- [Provided text]:
# The power of Christ to save



## jambo (Sep 6, 2009)

And now we come to the second thing that is to be inquired into, namely, How it appears that Christ hath power to save, or to cast out. For by these words, "I will in no wise cast out," he declareth that he hath power to do both. Now this inquiry admits us to search into the things: First, How it appears that he hath power to save; Second, How it appears that he hath power to cast out.

First, That he hath power to save, appears by that which follows: —

1. To speak only of him as he is mediator: he was authorized to this blessed work by his Father, before the world began. Hence the apostle saith, "He hath chosen us in him before the foundation of the world" (Eph 1:4). With all those things that effectually will produce our salvation. Read the same chapter, with 2 Timothy 1:9.

2. He was promised to our first parents, that he should, in the fullness of time, bruise the serpent's head; and, as Paul expounds it, redeem them that were under the law. Hence, since that time, he hath been reckoned as slain for our sins. By which means all the fathers under the first testament were secured from the wrath to come; hence he is called, "The Lamb slain from the foundation of the world" (Rev 13:8; Gen 3:15; Gal 4:4,5).

3. Moses gave testimony of him by the types and shadows, and bloody sacrifices, that he commanded from the mouth of God to be in use for the support of his people's faith, until the time of reformation; which was the time of this Jesus his death (Heb 9, 10).

- [Given exercise A]:
In the post on Christ's power to save, what name is he given alongside the citation of Rev 13:8?
- [Given exercise B]:
Please carry the post on Christ's power to save forward from its last sentence.
The entries that come next are from a separate source.

- [Data excerpts]:
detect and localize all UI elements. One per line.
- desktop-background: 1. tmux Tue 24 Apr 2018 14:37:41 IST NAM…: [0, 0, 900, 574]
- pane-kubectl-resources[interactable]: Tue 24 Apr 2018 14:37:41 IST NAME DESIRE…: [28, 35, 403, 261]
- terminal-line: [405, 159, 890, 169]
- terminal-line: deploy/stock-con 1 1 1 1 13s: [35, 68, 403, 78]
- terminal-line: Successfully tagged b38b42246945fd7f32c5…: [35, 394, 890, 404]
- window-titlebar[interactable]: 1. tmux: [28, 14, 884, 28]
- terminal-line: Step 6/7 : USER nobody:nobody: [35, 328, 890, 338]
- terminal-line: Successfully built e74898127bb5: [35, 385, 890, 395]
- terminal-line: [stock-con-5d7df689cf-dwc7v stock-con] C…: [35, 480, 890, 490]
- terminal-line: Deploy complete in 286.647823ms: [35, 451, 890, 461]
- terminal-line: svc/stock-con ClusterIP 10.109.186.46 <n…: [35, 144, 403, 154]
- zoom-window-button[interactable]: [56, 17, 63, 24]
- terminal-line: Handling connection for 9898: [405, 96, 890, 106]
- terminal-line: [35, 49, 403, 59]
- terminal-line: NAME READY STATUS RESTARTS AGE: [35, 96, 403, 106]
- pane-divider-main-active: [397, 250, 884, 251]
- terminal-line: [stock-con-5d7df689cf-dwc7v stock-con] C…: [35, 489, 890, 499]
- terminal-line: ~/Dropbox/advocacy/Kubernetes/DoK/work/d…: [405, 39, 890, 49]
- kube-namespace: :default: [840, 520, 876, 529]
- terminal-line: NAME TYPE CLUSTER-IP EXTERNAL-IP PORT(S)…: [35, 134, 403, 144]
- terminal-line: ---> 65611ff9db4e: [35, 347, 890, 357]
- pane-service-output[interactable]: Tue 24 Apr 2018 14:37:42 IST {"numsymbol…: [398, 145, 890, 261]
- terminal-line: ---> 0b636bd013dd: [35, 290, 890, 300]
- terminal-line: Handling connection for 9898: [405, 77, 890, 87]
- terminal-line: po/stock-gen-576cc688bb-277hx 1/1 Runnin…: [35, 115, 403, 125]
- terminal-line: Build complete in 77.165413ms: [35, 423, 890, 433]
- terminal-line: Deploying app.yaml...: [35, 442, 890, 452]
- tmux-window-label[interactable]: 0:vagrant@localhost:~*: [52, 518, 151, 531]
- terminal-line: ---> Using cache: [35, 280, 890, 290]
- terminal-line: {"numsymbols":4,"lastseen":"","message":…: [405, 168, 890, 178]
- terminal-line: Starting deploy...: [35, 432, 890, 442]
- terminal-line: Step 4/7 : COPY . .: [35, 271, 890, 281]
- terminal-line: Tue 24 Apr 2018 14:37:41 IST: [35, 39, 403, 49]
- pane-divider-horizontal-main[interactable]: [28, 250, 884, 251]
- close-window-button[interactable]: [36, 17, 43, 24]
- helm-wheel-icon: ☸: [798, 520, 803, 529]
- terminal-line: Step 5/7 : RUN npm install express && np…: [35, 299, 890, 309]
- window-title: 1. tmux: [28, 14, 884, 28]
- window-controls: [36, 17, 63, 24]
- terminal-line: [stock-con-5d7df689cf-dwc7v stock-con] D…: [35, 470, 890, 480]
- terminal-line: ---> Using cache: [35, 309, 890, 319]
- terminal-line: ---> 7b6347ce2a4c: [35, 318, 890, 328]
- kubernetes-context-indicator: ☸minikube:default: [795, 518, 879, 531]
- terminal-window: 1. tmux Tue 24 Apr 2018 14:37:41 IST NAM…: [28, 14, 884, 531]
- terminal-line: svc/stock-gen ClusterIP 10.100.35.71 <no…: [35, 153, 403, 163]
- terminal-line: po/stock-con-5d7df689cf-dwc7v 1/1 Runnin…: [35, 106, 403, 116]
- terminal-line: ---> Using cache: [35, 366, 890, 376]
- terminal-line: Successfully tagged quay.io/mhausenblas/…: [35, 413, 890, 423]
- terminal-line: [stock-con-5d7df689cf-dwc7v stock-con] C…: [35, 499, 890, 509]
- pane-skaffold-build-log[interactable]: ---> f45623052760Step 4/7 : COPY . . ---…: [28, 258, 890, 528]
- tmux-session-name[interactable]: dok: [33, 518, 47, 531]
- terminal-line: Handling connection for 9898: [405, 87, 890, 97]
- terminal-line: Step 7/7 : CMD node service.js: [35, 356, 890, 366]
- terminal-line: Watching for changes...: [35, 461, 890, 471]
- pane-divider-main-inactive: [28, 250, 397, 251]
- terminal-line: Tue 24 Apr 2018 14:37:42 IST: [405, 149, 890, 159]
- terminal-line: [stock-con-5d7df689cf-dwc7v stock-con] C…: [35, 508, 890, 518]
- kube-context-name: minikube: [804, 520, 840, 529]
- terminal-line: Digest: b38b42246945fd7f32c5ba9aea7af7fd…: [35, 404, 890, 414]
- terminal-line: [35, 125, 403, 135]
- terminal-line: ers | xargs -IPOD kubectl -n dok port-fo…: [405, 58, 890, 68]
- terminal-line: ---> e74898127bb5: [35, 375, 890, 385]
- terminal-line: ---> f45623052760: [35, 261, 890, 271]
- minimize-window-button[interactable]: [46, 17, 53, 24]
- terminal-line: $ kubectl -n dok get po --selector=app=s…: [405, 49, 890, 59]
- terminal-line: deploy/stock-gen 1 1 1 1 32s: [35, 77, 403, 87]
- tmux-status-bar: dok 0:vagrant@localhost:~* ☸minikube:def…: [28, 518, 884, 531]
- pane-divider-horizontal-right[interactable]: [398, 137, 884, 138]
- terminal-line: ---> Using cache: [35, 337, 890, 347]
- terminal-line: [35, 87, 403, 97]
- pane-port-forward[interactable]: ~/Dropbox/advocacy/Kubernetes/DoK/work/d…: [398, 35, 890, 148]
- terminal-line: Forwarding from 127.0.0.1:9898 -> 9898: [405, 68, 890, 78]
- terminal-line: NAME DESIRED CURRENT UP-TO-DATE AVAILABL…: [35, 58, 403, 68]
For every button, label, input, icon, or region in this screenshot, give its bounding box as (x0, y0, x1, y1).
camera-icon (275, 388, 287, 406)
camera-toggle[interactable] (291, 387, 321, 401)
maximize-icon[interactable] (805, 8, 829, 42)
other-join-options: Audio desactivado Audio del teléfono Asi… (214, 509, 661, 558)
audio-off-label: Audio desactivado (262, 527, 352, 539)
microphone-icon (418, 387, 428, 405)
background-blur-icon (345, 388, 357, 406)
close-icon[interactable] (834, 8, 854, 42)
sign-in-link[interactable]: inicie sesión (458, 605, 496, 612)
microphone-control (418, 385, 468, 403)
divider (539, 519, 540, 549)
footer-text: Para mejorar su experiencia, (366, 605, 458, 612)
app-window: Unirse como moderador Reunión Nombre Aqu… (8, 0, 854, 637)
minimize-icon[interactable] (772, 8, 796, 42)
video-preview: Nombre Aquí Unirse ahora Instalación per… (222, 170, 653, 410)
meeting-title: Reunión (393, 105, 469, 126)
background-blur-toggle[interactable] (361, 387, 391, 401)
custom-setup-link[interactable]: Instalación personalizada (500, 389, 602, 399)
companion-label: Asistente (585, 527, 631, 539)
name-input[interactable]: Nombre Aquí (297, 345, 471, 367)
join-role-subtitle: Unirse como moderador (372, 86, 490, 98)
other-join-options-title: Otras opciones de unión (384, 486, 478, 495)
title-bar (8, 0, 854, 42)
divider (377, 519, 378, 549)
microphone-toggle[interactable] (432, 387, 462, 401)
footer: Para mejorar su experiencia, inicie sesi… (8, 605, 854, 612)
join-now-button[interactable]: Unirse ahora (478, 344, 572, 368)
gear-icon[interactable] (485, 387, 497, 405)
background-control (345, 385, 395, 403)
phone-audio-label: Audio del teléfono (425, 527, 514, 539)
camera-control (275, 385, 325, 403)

- [Exercise output A]:
"The Lamb slain from the foundation of the world."

- [Exercise output B]:
4. At the time of his birth it was testified of him by the angel, "That he should save his people from their sins" (Matt 1:21).

5. It is testified of him in the days of his flesh, that he had power on earth to forgive sins (Mark 2:5-12).

6. It is testified also of him by the apostle Peter, that "God hath exalted him with his own right hand, to be a prince and a Saviour, for to give repentance to Israel, and forgiveness of sins" (Acts 5:31).

7. In a word, this is everywhere testified of him, both in the Old Testament and the New. And good reason that he should be acknowledged and trusted in, as a Saviour.

(1.) He came down from heaven to be a Saviour (John 6:38-40).

(2.) He was anointed when on earth to be a Saviour (Luke 3:22).

(3.) He did the works of a Saviour. As, (a.) He fulfilled the law, and became the end of it for righteousness, for them that believe in him (Rom 10:3,4). (b.) He laid down his life as a Saviour; he gave his life as "a ransom for many" (Matt 20:28; Mark 10:45; 1 Tim 2:6). (c.) He hath abolished death, destroyed the devil, put away sin, got the keys of hell and death, is ascended into heaven; is there accepted of God, and bid sit at the right hand as a Saviour; and that because his sacrifice for sins pleased God (2 Tim 1:10; Heb 2:14,15; 10:12,13; Eph 4:7,8; John 16:10,11; Acts 5:30,31).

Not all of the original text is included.